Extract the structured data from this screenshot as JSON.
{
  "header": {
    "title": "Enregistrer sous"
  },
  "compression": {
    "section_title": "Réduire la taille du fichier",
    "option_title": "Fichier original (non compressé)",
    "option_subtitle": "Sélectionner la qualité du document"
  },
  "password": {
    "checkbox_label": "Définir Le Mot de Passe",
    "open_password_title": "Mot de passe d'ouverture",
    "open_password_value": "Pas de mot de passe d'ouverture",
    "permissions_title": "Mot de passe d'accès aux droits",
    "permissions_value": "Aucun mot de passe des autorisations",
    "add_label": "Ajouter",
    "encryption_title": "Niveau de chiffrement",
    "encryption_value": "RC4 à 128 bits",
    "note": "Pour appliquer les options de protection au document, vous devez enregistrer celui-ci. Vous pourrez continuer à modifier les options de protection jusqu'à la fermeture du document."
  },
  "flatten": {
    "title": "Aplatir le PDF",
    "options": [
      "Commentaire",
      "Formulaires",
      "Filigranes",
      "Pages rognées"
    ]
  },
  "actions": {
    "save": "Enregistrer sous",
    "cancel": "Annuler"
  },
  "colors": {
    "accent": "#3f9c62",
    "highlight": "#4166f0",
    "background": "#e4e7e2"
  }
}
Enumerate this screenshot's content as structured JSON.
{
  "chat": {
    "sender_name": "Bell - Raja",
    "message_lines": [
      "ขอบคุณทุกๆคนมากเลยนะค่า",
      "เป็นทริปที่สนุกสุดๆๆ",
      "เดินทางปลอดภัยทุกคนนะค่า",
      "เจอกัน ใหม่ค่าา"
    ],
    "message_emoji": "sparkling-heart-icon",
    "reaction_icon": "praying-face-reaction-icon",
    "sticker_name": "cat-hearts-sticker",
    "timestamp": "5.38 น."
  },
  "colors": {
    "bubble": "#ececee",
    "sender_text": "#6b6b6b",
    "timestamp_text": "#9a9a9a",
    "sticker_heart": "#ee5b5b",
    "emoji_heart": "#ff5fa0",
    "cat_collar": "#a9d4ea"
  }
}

════════

Exactly as they are written, print the entries again.

Extract the structured data from this screenshot as JSON.
{
  "header": {
    "title": "Enregistrer sous"
  },
  "compression": {
    "section_title": "Réduire la taille du fichier",
    "option_title": "Fichier original (non compressé)",
    "option_subtitle": "Sélectionner la qualité du document"
  },
  "password": {
    "checkbox_label": "Définir Le Mot de Passe",
    "open_password_title": "Mot de passe d'ouverture",
    "open_password_value": "Pas de mot de passe d'ouverture",
    "permissions_title": "Mot de passe d'accès aux droits",
    "permissions_value": "Aucun mot de passe des autorisations",
    "add_label": "Ajouter",
    "encryption_title": "Niveau de chiffrement",
    "encryption_value": "RC4 à 128 bits",
    "note": "Pour appliquer les options de protection au document, vous devez enregistrer celui-ci. Vous pourrez continuer à modifier les options de protection jusqu'à la fermeture du document."
  },
  "flatten": {
    "title": "Aplatir le PDF",
    "options": [
      "Commentaire",
      "Formulaires",
      "Filigranes",
      "Pages rognées"
    ]
  },
  "actions": {
    "save": "Enregistrer sous",
    "cancel": "Annuler"
  },
  "colors": {
    "accent": "#3f9c62",
    "highlight": "#4166f0",
    "background": "#e4e7e2"
  }
}
Enumerate this screenshot's content as structured JSON.
{
  "chat": {
    "sender_name": "Bell - Raja",
    "message_lines": [
      "ขอบคุณทุกๆคนมากเลยนะค่า",
      "เป็นทริปที่สนุกสุดๆๆ",
      "เดินทางปลอดภัยทุกคนนะค่า",
      "เจอกัน ใหม่ค่าา"
    ],
    "message_emoji": "sparkling-heart-icon",
    "reaction_icon": "praying-face-reaction-icon",
    "sticker_name": "cat-hearts-sticker",
    "timestamp": "5.38 น."
  },
  "colors": {
    "bubble": "#ececee",
    "sender_text": "#6b6b6b",
    "timestamp_text": "#9a9a9a",
    "sticker_heart": "#ee5b5b",
    "emoji_heart": "#ff5fa0",
    "cat_collar": "#a9d4ea"
  }
}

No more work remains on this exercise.